Your objective:
Transcribe the records that follow in their entirety, omitting any pictures.
★ ★ ★ ★ ★ ★ ★
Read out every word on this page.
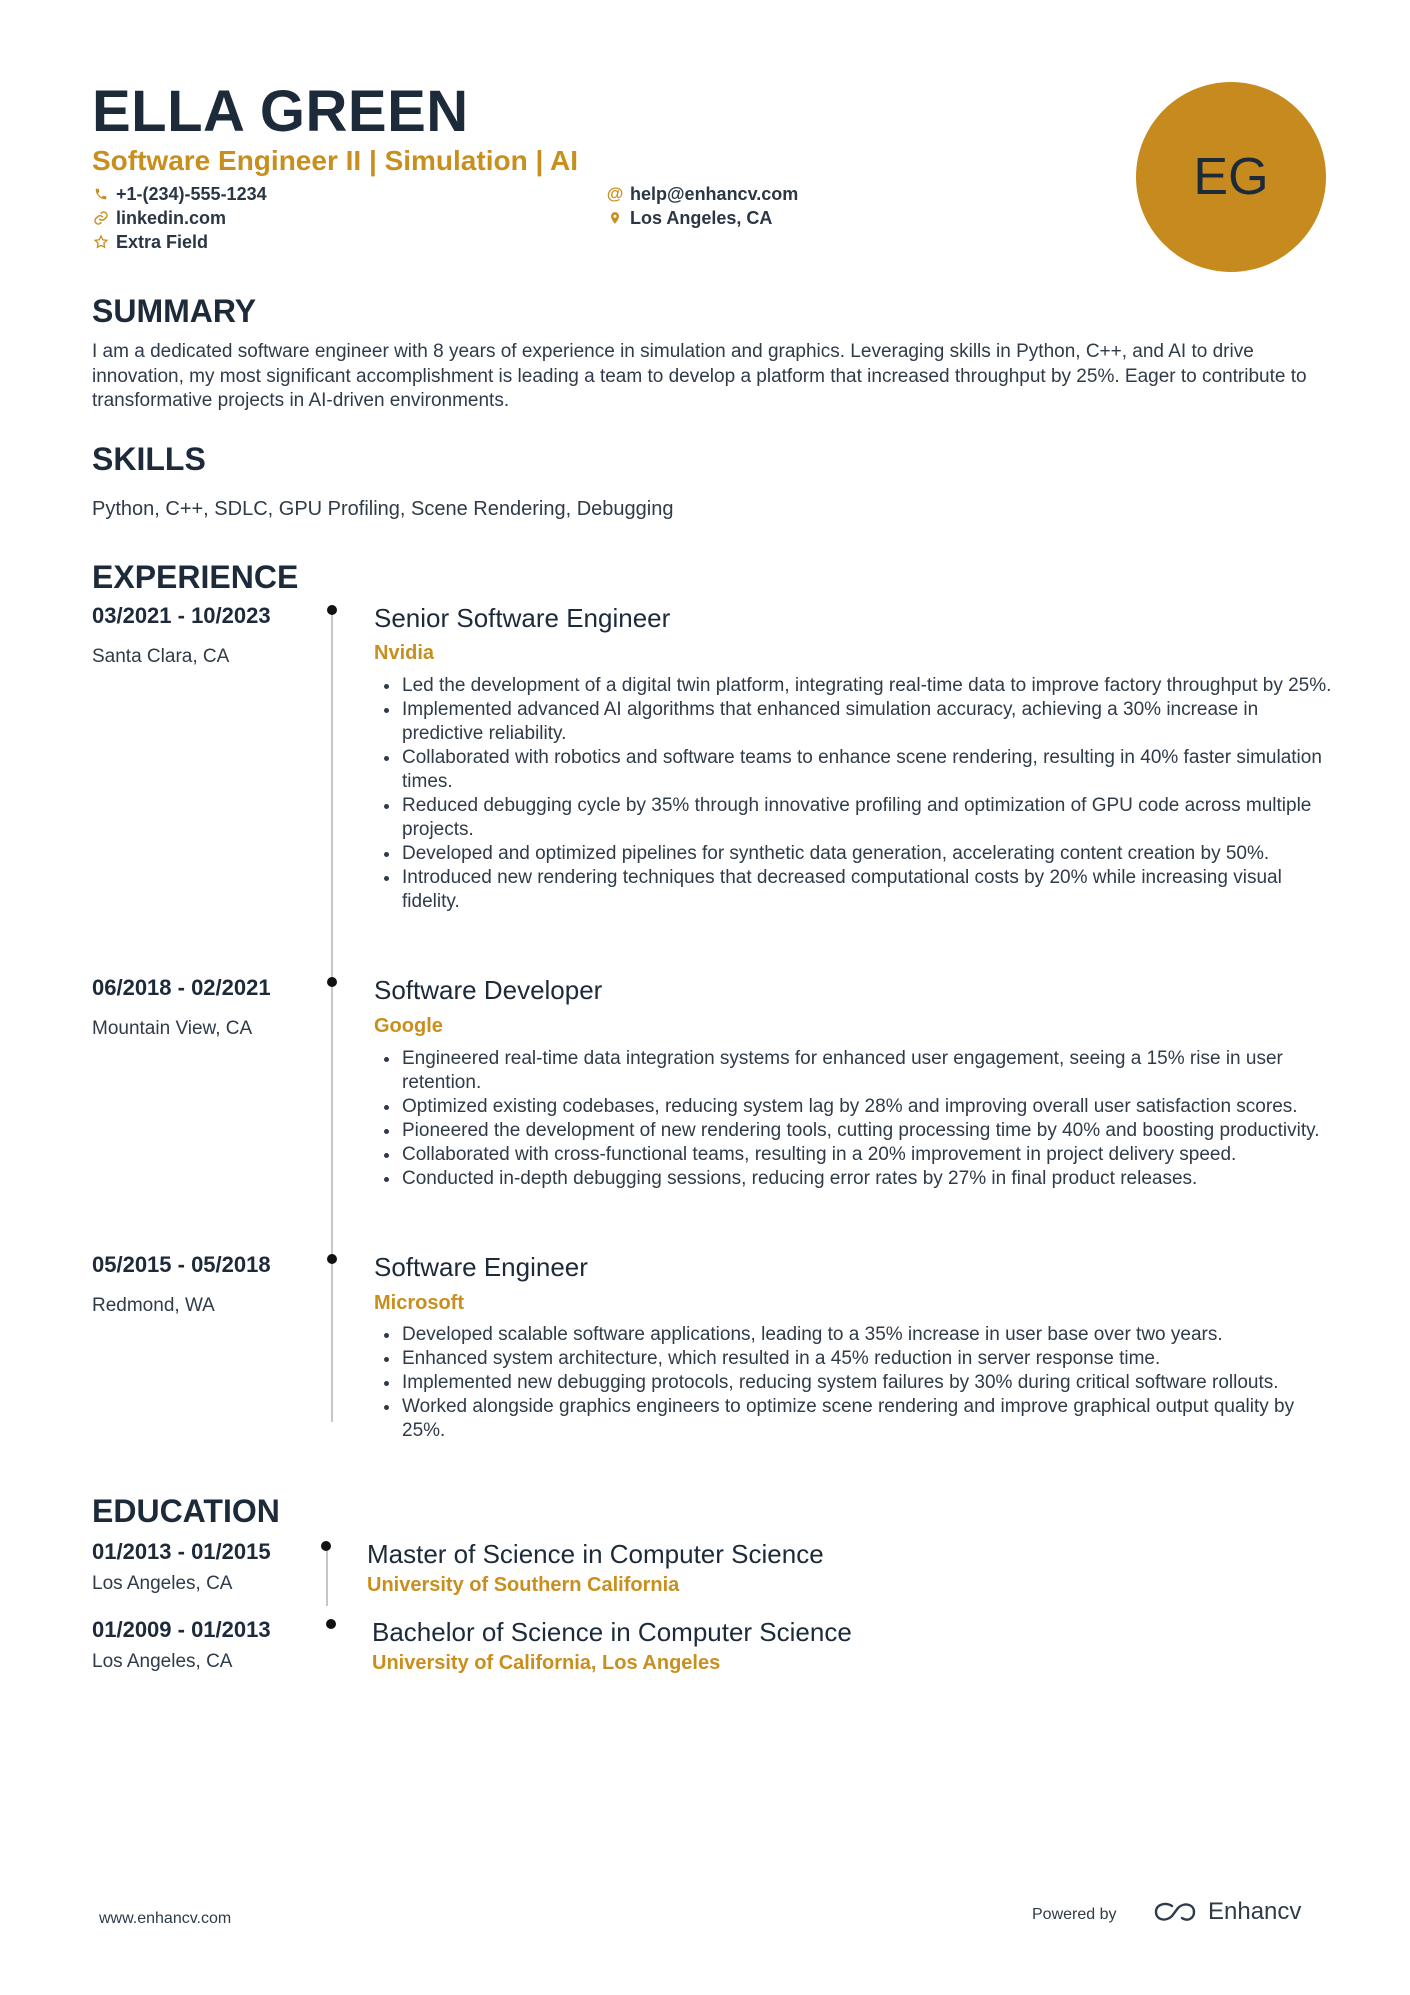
ELLA GREEN
Software Engineer II | Simulation | AI
+1-(234)-555-1234
linkedin.com
Extra Field
@ help@enhancv.com
Los Angeles, CA
EG
SUMMARY
I am a dedicated software engineer with 8 years of experience in simulation and graphics. Leveraging skills in Python, C++, and AI to drive innovation, my most significant accomplishment is leading a team to develop a platform that increased throughput by 25%. Eager to contribute to transformative projects in AI-driven environments.
SKILLS
Python, C++, SDLC, GPU Profiling, Scene Rendering, Debugging
EXPERIENCE
03/2021 - 10/2023
Santa Clara, CA
Senior Software Engineer
Nvidia
Led the development of a digital twin platform, integrating real-time data to improve factory throughput by 25%.
Implemented advanced AI algorithms that enhanced simulation accuracy, achieving a 30% increase in predictive reliability.
Collaborated with robotics and software teams to enhance scene rendering, resulting in 40% faster simulation times.
Reduced debugging cycle by 35% through innovative profiling and optimization of GPU code across multiple projects.
Developed and optimized pipelines for synthetic data generation, accelerating content creation by 50%.
Introduced new rendering techniques that decreased computational costs by 20% while increasing visual fidelity.
06/2018 - 02/2021
Mountain View, CA
Software Developer
Google
Engineered real-time data integration systems for enhanced user engagement, seeing a 15% rise in user retention.
Optimized existing codebases, reducing system lag by 28% and improving overall user satisfaction scores.
Pioneered the development of new rendering tools, cutting processing time by 40% and boosting productivity.
Collaborated with cross-functional teams, resulting in a 20% improvement in project delivery speed.
Conducted in-depth debugging sessions, reducing error rates by 27% in final product releases.
05/2015 - 05/2018
Redmond, WA
Software Engineer
Microsoft
Developed scalable software applications, leading to a 35% increase in user base over two years.
Enhanced system architecture, which resulted in a 45% reduction in server response time.
Implemented new debugging protocols, reducing system failures by 30% during critical software rollouts.
Worked alongside graphics engineers to optimize scene rendering and improve graphical output quality by 25%.
EDUCATION
01/2013 - 01/2015
Los Angeles, CA
Master of Science in Computer Science
University of Southern California
01/2009 - 01/2013
Los Angeles, CA
Bachelor of Science in Computer Science
University of California, Los Angeles
www.enhancv.com	Powered by	Enhancv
★ ★ ★ ★ ★ ★ ★
The response:
Read out every word on this page.
ELLA GREEN
Software Engineer II | Simulation | AI
+1-(234)-555-1234
linkedin.com
Extra Field
@ help@enhancv.com
Los Angeles, CA
EG
SUMMARY
I am a dedicated software engineer with 8 years of experience in simulation and graphics. Leveraging skills in Python, C++, and AI to drive innovation, my most significant accomplishment is leading a team to develop a platform that increased throughput by 25%. Eager to contribute to transformative projects in AI-driven environments.
SKILLS
Python, C++, SDLC, GPU Profiling, Scene Rendering, Debugging
EXPERIENCE
03/2021 - 10/2023
Santa Clara, CA
Senior Software Engineer
Nvidia
Led the development of a digital twin platform, integrating real-time data to improve factory throughput by 25%.
Implemented advanced AI algorithms that enhanced simulation accuracy, achieving a 30% increase in predictive reliability.
Collaborated with robotics and software teams to enhance scene rendering, resulting in 40% faster simulation times.
Reduced debugging cycle by 35% through innovative profiling and optimization of GPU code across multiple projects.
Developed and optimized pipelines for synthetic data generation, accelerating content creation by 50%.
Introduced new rendering techniques that decreased computational costs by 20% while increasing visual fidelity.
06/2018 - 02/2021
Mountain View, CA
Software Developer
Google
Engineered real-time data integration systems for enhanced user engagement, seeing a 15% rise in user retention.
Optimized existing codebases, reducing system lag by 28% and improving overall user satisfaction scores.
Pioneered the development of new rendering tools, cutting processing time by 40% and boosting productivity.
Collaborated with cross-functional teams, resulting in a 20% improvement in project delivery speed.
Conducted in-depth debugging sessions, reducing error rates by 27% in final product releases.
05/2015 - 05/2018
Redmond, WA
Software Engineer
Microsoft
Developed scalable software applications, leading to a 35% increase in user base over two years.
Enhanced system architecture, which resulted in a 45% reduction in server response time.
Implemented new debugging protocols, reducing system failures by 30% during critical software rollouts.
Worked alongside graphics engineers to optimize scene rendering and improve graphical output quality by 25%.
EDUCATION
01/2013 - 01/2015
Los Angeles, CA
Master of Science in Computer Science
University of Southern California
01/2009 - 01/2013
Los Angeles, CA
Bachelor of Science in Computer Science
University of California, Los Angeles
www.enhancv.com	Powered by	Enhancv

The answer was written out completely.